Dataset records
· · · · · · ·

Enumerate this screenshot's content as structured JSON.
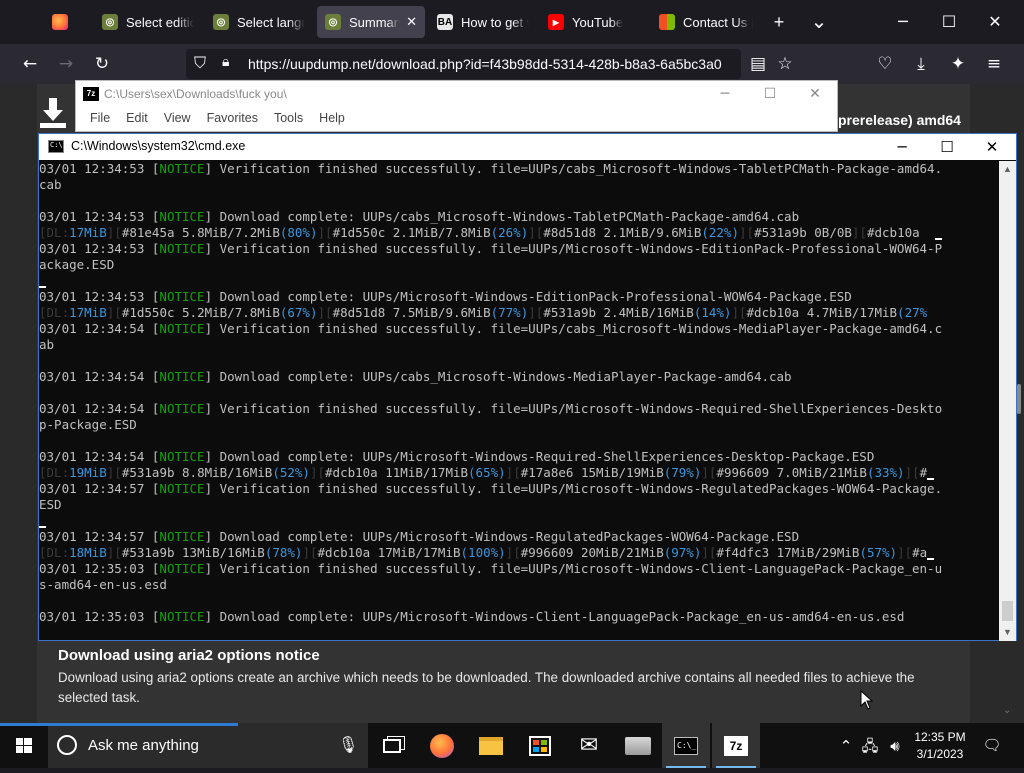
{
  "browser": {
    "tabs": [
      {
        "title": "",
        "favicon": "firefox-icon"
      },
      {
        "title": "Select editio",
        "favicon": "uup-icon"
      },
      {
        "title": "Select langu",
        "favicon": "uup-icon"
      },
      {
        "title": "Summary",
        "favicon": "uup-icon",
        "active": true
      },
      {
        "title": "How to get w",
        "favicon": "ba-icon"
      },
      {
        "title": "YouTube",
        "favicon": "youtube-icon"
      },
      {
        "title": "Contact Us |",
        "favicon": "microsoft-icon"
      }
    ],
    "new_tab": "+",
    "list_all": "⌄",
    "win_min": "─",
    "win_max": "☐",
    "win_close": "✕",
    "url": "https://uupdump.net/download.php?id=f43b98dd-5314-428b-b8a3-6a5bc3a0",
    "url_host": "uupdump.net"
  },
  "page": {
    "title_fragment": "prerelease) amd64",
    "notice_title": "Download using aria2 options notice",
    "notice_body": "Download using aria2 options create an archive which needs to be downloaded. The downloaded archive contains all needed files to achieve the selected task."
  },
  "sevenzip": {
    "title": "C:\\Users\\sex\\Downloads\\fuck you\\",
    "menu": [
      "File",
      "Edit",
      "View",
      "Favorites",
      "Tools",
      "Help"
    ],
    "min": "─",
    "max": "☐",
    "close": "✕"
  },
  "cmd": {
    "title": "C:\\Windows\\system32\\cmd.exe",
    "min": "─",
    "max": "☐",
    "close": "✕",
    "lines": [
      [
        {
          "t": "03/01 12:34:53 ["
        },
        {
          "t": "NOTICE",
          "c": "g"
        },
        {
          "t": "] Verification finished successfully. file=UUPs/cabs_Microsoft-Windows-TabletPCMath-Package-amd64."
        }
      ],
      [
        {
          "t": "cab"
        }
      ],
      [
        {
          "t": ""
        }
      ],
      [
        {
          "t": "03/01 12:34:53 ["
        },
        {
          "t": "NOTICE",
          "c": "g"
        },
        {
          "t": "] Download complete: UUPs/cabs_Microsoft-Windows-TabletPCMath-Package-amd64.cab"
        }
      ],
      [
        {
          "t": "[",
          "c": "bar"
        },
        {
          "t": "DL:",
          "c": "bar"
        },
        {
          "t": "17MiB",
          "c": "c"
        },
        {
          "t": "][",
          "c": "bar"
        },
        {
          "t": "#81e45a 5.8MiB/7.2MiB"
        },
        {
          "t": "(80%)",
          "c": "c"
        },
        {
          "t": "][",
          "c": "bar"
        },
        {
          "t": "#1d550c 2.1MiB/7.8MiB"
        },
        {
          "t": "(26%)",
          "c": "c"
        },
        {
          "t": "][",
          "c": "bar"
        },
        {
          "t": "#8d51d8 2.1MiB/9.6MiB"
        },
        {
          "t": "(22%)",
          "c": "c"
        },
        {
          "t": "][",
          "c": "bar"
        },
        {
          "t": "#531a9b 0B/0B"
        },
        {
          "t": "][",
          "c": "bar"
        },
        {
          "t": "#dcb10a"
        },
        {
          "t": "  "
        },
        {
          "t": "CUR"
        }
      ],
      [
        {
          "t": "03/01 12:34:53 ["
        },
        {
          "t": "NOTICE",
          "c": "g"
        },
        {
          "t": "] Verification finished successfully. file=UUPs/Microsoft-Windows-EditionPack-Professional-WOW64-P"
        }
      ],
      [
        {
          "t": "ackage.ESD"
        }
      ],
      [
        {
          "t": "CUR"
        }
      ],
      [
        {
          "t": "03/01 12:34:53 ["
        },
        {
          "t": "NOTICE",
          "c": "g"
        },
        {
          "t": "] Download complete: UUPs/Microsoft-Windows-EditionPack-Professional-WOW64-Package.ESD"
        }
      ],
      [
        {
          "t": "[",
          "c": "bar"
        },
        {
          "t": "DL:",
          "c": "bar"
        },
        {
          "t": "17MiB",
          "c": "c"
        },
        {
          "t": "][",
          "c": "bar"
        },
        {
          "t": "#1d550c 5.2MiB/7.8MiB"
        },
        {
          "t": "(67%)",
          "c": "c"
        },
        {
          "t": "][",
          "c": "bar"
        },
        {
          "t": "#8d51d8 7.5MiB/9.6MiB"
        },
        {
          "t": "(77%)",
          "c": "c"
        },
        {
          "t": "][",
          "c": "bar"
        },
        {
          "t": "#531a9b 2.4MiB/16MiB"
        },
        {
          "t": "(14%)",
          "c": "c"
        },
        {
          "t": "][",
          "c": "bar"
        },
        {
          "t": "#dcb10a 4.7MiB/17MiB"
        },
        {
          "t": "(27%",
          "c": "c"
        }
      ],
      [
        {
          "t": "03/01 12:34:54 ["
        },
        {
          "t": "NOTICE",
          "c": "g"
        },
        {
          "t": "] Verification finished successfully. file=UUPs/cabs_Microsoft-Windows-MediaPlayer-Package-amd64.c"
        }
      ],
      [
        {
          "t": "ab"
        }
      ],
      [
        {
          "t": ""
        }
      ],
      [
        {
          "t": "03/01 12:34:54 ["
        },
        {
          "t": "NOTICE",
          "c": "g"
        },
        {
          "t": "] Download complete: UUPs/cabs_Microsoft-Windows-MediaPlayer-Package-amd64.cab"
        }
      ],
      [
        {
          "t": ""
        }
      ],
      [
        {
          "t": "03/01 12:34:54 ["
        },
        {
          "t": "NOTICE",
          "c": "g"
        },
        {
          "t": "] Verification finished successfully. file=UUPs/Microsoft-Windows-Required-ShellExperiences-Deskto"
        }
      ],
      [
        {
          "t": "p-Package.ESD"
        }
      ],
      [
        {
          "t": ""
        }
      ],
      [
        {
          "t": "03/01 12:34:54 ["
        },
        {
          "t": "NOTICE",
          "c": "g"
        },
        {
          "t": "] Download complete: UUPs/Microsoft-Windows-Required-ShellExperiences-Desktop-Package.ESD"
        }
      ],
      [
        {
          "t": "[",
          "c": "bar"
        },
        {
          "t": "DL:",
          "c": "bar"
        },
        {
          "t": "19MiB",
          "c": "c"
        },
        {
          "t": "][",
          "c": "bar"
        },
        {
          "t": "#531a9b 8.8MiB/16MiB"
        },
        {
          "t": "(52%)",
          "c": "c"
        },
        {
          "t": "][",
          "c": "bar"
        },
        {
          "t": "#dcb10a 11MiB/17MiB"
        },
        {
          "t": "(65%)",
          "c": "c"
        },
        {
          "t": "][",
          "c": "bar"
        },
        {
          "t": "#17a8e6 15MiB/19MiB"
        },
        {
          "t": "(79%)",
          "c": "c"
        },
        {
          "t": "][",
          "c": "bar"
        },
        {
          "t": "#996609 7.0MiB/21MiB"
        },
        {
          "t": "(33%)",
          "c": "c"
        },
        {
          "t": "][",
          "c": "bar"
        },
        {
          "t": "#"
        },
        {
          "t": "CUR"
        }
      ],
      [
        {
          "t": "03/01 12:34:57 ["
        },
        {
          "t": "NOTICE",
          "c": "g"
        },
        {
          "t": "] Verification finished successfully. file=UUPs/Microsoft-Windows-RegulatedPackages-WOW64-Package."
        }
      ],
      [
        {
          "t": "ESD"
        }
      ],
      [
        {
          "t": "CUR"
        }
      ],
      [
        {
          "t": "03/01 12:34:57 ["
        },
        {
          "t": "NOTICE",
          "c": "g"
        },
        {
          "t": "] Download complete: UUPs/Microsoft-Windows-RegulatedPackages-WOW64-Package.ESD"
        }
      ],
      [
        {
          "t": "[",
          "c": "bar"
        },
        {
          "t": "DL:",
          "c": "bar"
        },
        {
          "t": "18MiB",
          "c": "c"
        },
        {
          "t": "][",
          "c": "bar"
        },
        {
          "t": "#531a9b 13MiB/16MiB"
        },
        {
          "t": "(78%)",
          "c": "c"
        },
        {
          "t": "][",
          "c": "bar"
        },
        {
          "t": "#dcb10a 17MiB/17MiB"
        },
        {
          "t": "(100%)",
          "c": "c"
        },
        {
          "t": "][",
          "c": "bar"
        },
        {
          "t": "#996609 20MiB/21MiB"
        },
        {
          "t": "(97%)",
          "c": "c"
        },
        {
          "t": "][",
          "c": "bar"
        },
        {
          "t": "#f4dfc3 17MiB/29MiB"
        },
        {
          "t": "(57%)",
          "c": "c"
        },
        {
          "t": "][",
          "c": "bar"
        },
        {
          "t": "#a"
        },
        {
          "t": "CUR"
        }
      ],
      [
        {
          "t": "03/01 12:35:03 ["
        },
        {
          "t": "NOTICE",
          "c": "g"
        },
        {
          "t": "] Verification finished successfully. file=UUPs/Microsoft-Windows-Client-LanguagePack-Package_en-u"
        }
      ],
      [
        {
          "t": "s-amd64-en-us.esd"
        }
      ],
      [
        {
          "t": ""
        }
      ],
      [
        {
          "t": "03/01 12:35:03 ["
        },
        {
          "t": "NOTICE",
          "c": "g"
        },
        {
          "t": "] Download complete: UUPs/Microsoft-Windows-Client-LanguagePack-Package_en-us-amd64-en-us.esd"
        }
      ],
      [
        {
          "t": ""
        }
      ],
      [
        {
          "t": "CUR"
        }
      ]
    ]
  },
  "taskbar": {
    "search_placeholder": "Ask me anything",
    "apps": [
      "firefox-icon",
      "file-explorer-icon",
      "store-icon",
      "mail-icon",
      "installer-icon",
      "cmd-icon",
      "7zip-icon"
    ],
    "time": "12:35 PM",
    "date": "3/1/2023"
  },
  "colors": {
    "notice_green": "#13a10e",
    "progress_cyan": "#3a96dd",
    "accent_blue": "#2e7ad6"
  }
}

· · · · · · ·

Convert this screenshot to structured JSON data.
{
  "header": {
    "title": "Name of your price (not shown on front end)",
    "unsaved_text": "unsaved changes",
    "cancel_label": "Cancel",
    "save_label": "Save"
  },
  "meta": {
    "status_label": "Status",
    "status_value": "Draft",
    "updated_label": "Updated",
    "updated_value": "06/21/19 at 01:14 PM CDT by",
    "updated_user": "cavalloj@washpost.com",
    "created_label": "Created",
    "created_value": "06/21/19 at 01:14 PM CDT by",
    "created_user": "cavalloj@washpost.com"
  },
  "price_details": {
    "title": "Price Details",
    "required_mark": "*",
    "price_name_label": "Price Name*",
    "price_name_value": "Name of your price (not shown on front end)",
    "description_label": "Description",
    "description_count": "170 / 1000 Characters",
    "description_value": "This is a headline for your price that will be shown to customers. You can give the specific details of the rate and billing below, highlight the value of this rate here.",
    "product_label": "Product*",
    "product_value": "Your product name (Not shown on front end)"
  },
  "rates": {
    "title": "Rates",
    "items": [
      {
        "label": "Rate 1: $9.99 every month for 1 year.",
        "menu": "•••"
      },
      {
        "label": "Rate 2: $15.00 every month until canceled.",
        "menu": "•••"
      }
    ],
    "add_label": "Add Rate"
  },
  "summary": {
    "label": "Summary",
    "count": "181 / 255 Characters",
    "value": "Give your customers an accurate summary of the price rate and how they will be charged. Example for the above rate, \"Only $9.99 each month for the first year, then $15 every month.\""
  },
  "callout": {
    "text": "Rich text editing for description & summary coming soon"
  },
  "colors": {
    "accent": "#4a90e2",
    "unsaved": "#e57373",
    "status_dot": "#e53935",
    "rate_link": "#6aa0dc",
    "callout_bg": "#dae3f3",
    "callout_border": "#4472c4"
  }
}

· · · · · · ·

Look through the entries above for the word "Client". Copy every line where it shows up.

Task answer:
          "t": "] Verification finished successfully. file=UUPs/Microsoft-Windows-Client-LanguagePack-Package_en-u"
          "t": "] Download complete: UUPs/Microsoft-Windows-Client-LanguagePack-Package_en-us-amd64-en-us.esd"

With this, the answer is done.